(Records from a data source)

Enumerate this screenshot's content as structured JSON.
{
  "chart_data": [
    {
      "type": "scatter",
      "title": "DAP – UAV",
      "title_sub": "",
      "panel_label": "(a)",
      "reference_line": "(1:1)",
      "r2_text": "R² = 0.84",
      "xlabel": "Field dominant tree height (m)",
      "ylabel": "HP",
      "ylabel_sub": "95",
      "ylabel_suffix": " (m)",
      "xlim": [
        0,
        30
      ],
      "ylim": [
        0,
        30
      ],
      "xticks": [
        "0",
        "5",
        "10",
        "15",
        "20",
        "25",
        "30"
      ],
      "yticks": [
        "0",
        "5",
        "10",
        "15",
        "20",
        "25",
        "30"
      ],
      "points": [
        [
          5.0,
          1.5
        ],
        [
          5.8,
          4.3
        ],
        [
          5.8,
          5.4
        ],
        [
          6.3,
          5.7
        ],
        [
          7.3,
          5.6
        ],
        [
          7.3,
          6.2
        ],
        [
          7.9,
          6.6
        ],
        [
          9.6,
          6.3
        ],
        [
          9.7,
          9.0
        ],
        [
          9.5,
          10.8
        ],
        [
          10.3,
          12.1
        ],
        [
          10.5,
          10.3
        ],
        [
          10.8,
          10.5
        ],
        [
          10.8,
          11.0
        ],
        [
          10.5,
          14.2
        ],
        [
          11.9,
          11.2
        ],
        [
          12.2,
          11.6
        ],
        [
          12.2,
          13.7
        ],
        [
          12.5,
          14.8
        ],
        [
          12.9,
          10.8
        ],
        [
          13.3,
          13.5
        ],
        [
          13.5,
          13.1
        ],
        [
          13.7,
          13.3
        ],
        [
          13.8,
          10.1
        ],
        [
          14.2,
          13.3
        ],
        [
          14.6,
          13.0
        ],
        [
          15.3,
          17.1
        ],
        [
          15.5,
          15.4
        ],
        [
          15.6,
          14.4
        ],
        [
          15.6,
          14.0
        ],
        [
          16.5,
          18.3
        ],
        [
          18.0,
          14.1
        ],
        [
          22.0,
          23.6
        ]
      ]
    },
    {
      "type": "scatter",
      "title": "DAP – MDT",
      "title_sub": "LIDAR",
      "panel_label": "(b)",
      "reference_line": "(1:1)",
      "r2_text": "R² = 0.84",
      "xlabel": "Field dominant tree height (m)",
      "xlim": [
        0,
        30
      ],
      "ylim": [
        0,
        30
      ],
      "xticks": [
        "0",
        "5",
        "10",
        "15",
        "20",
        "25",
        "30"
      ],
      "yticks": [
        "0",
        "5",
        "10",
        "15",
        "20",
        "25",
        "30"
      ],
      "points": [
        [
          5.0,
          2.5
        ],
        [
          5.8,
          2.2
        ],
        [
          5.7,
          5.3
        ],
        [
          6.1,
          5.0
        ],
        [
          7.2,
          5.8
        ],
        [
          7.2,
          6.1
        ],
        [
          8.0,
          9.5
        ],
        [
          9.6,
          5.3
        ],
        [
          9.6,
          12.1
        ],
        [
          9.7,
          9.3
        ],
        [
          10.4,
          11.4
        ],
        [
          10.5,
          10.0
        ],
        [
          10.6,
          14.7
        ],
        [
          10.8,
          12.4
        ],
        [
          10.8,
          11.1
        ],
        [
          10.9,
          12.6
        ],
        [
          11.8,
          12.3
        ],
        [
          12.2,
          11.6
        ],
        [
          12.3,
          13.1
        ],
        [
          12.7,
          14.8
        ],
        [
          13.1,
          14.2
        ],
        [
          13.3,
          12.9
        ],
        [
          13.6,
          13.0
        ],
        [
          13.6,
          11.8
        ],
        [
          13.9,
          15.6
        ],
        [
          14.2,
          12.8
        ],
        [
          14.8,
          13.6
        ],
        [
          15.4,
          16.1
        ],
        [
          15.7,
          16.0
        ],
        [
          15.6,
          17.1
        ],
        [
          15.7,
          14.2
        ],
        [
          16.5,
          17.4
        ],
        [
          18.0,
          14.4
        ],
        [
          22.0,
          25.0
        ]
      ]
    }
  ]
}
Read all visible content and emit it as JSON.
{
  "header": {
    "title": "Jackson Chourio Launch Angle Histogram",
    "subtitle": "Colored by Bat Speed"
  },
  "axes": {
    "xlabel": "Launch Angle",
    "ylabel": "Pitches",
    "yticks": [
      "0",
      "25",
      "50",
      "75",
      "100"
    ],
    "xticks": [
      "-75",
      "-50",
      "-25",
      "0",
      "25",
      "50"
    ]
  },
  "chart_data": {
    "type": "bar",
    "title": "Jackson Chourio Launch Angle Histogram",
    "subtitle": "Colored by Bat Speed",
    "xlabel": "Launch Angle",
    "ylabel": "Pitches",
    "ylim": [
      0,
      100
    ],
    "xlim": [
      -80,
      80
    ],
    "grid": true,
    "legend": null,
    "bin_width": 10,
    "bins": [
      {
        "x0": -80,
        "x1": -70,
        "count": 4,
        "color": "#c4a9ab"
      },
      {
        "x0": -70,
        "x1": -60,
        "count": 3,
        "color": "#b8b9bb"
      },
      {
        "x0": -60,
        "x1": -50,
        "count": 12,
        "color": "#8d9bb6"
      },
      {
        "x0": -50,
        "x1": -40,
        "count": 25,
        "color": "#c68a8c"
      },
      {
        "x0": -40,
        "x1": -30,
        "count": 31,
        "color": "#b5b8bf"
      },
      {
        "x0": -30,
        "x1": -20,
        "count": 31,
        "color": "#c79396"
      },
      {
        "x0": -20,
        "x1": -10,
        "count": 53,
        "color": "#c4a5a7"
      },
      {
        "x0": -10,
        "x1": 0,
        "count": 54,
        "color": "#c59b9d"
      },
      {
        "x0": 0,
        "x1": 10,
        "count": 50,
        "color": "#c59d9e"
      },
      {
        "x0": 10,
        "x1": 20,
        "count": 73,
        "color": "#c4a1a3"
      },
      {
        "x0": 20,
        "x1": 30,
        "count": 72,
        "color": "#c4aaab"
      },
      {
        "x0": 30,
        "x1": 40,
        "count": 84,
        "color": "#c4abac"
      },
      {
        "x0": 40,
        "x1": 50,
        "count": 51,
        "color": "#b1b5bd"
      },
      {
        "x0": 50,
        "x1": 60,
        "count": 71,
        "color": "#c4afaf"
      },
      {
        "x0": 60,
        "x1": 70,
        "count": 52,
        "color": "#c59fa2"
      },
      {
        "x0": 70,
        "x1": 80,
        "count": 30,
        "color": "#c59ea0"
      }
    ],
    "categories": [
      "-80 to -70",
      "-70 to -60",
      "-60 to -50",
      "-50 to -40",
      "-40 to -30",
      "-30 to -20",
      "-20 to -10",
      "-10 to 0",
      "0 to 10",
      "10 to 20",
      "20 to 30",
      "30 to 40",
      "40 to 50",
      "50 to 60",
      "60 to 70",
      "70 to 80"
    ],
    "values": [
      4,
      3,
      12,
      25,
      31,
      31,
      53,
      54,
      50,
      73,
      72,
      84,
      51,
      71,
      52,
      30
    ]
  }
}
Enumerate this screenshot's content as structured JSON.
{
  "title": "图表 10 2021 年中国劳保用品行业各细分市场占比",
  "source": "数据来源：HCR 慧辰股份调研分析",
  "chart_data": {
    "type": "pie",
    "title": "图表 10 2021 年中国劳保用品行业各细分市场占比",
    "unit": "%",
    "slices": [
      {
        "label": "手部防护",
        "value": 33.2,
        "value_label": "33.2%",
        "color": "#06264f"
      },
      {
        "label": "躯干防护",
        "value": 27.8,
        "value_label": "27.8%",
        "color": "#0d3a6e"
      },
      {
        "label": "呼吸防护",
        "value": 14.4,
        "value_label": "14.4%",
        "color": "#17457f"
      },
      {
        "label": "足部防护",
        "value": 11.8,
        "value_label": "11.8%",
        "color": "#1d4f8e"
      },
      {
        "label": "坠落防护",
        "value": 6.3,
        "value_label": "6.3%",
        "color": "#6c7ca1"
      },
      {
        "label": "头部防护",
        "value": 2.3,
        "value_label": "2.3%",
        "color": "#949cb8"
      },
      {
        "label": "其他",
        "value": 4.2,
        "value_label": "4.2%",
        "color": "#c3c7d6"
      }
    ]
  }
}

• _Task directions_: The word "type" may appear on some lines of these records; state how many such lines there are, and nothing else.

• _Correct response_: 4